Extract, from the listing that follows, each line containing the word "text".

___ RECORD EXTRACTS ___

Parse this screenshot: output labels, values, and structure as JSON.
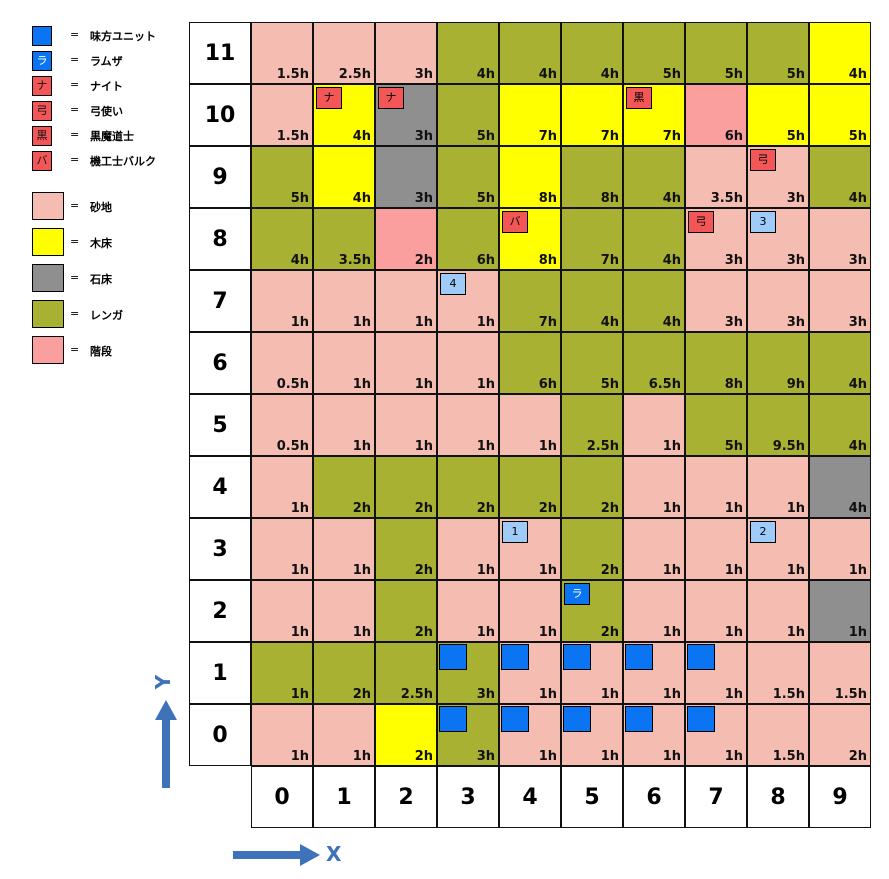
{
  "colors": {
    "sand": "#f5bcb1",
    "wood": "#ffff00",
    "stone": "#8f8f8f",
    "brick": "#a8b132",
    "stairs": "#fb9e9e",
    "ally": "#0a74f2",
    "enemy": "#f25656",
    "spot": "#9ecbf7",
    "arrow": "#3e72b9"
  },
  "legend": {
    "units": [
      {
        "mark": "",
        "kind": "ally",
        "text": "味方ユニット",
        "eq": "="
      },
      {
        "mark": "ラ",
        "kind": "ramza",
        "text": "ラムザ",
        "eq": "="
      },
      {
        "mark": "ナ",
        "kind": "enemy",
        "text": "ナイト",
        "eq": "="
      },
      {
        "mark": "弓",
        "kind": "enemy",
        "text": "弓使い",
        "eq": "="
      },
      {
        "mark": "黒",
        "kind": "enemy",
        "text": "黒魔道士",
        "eq": "="
      },
      {
        "mark": "バ",
        "kind": "enemy",
        "text": "機工士バルク",
        "eq": "="
      }
    ],
    "terrain": [
      {
        "type": "sand",
        "text": "砂地",
        "eq": "="
      },
      {
        "type": "wood",
        "text": "木床",
        "eq": "="
      },
      {
        "type": "stone",
        "text": "石床",
        "eq": "="
      },
      {
        "type": "brick",
        "text": "レンガ",
        "eq": "="
      },
      {
        "type": "stairs",
        "text": "階段",
        "eq": "="
      }
    ]
  },
  "x_labels": [
    "0",
    "1",
    "2",
    "3",
    "4",
    "5",
    "6",
    "7",
    "8",
    "9"
  ],
  "y_labels": [
    "11",
    "10",
    "9",
    "8",
    "7",
    "6",
    "5",
    "4",
    "3",
    "2",
    "1",
    "0"
  ],
  "axis": {
    "y_label": "Y",
    "x_label": "X"
  },
  "grid": [
    {
      "y": "11",
      "cells": [
        [
          "sand",
          "1.5h"
        ],
        [
          "sand",
          "2.5h"
        ],
        [
          "sand",
          "3h"
        ],
        [
          "brick",
          "4h"
        ],
        [
          "brick",
          "4h"
        ],
        [
          "brick",
          "4h"
        ],
        [
          "brick",
          "5h"
        ],
        [
          "brick",
          "5h"
        ],
        [
          "brick",
          "5h"
        ],
        [
          "wood",
          "4h"
        ]
      ]
    },
    {
      "y": "10",
      "cells": [
        [
          "sand",
          "1.5h"
        ],
        [
          "wood",
          "4h",
          "ナ",
          "enemy"
        ],
        [
          "stone",
          "3h",
          "ナ",
          "enemy"
        ],
        [
          "brick",
          "5h"
        ],
        [
          "wood",
          "7h"
        ],
        [
          "wood",
          "7h"
        ],
        [
          "wood",
          "7h",
          "黒",
          "enemy"
        ],
        [
          "stairs",
          "6h"
        ],
        [
          "wood",
          "5h"
        ],
        [
          "wood",
          "5h"
        ]
      ]
    },
    {
      "y": "9",
      "cells": [
        [
          "brick",
          "5h"
        ],
        [
          "wood",
          "4h"
        ],
        [
          "stone",
          "3h"
        ],
        [
          "brick",
          "5h"
        ],
        [
          "wood",
          "8h"
        ],
        [
          "brick",
          "8h"
        ],
        [
          "brick",
          "4h"
        ],
        [
          "sand",
          "3.5h"
        ],
        [
          "sand",
          "3h",
          "弓",
          "enemy"
        ],
        [
          "brick",
          "4h"
        ]
      ]
    },
    {
      "y": "8",
      "cells": [
        [
          "brick",
          "4h"
        ],
        [
          "brick",
          "3.5h"
        ],
        [
          "stairs",
          "2h"
        ],
        [
          "brick",
          "6h"
        ],
        [
          "wood",
          "8h",
          "バ",
          "enemy"
        ],
        [
          "brick",
          "7h"
        ],
        [
          "brick",
          "4h"
        ],
        [
          "sand",
          "3h",
          "弓",
          "enemy"
        ],
        [
          "sand",
          "3h",
          "3",
          "spot"
        ],
        [
          "sand",
          "3h"
        ]
      ]
    },
    {
      "y": "7",
      "cells": [
        [
          "sand",
          "1h"
        ],
        [
          "sand",
          "1h"
        ],
        [
          "sand",
          "1h"
        ],
        [
          "sand",
          "1h",
          "4",
          "spot"
        ],
        [
          "brick",
          "7h"
        ],
        [
          "brick",
          "4h"
        ],
        [
          "brick",
          "4h"
        ],
        [
          "sand",
          "3h"
        ],
        [
          "sand",
          "3h"
        ],
        [
          "sand",
          "3h"
        ]
      ]
    },
    {
      "y": "6",
      "cells": [
        [
          "sand",
          "0.5h"
        ],
        [
          "sand",
          "1h"
        ],
        [
          "sand",
          "1h"
        ],
        [
          "sand",
          "1h"
        ],
        [
          "brick",
          "6h"
        ],
        [
          "brick",
          "5h"
        ],
        [
          "brick",
          "6.5h"
        ],
        [
          "brick",
          "8h"
        ],
        [
          "brick",
          "9h"
        ],
        [
          "brick",
          "4h"
        ]
      ]
    },
    {
      "y": "5",
      "cells": [
        [
          "sand",
          "0.5h"
        ],
        [
          "sand",
          "1h"
        ],
        [
          "sand",
          "1h"
        ],
        [
          "sand",
          "1h"
        ],
        [
          "sand",
          "1h"
        ],
        [
          "brick",
          "2.5h"
        ],
        [
          "sand",
          "1h"
        ],
        [
          "brick",
          "5h"
        ],
        [
          "brick",
          "9.5h"
        ],
        [
          "brick",
          "4h"
        ]
      ]
    },
    {
      "y": "4",
      "cells": [
        [
          "sand",
          "1h"
        ],
        [
          "brick",
          "2h"
        ],
        [
          "brick",
          "2h"
        ],
        [
          "brick",
          "2h"
        ],
        [
          "brick",
          "2h"
        ],
        [
          "brick",
          "2h"
        ],
        [
          "sand",
          "1h"
        ],
        [
          "sand",
          "1h"
        ],
        [
          "sand",
          "1h"
        ],
        [
          "stone",
          "4h"
        ]
      ]
    },
    {
      "y": "3",
      "cells": [
        [
          "sand",
          "1h"
        ],
        [
          "sand",
          "1h"
        ],
        [
          "brick",
          "2h"
        ],
        [
          "sand",
          "1h"
        ],
        [
          "sand",
          "1h",
          "1",
          "spot"
        ],
        [
          "brick",
          "2h"
        ],
        [
          "sand",
          "1h"
        ],
        [
          "sand",
          "1h"
        ],
        [
          "sand",
          "1h",
          "2",
          "spot"
        ],
        [
          "sand",
          "1h"
        ]
      ]
    },
    {
      "y": "2",
      "cells": [
        [
          "sand",
          "1h"
        ],
        [
          "sand",
          "1h"
        ],
        [
          "brick",
          "2h"
        ],
        [
          "sand",
          "1h"
        ],
        [
          "sand",
          "1h"
        ],
        [
          "brick",
          "2h",
          "ラ",
          "ramza"
        ],
        [
          "sand",
          "1h"
        ],
        [
          "sand",
          "1h"
        ],
        [
          "sand",
          "1h"
        ],
        [
          "stone",
          "1h"
        ]
      ]
    },
    {
      "y": "1",
      "cells": [
        [
          "brick",
          "1h"
        ],
        [
          "brick",
          "2h"
        ],
        [
          "brick",
          "2.5h"
        ],
        [
          "brick",
          "3h",
          "",
          "ally"
        ],
        [
          "sand",
          "1h",
          "",
          "ally"
        ],
        [
          "sand",
          "1h",
          "",
          "ally"
        ],
        [
          "sand",
          "1h",
          "",
          "ally"
        ],
        [
          "sand",
          "1h",
          "",
          "ally"
        ],
        [
          "sand",
          "1.5h"
        ],
        [
          "sand",
          "1.5h"
        ]
      ]
    },
    {
      "y": "0",
      "cells": [
        [
          "sand",
          "1h"
        ],
        [
          "sand",
          "1h"
        ],
        [
          "wood",
          "2h"
        ],
        [
          "brick",
          "3h",
          "",
          "ally"
        ],
        [
          "sand",
          "1h",
          "",
          "ally"
        ],
        [
          "sand",
          "1h",
          "",
          "ally"
        ],
        [
          "sand",
          "1h",
          "",
          "ally"
        ],
        [
          "sand",
          "1h",
          "",
          "ally"
        ],
        [
          "sand",
          "1.5h"
        ],
        [
          "sand",
          "2h"
        ]
      ]
    }
  ]
}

___

» **CORRECT OUTPUT**
        "text": "味方ユニット",
        "text": "ラムザ",
        "text": "ナイト",
        "text": "弓使い",
        "text": "黒魔道士",
        "text": "機工士バルク",
        "text": "砂地",
        "text": "木床",
        "text": "石床",
        "text": "レンガ",
        "text": "階段",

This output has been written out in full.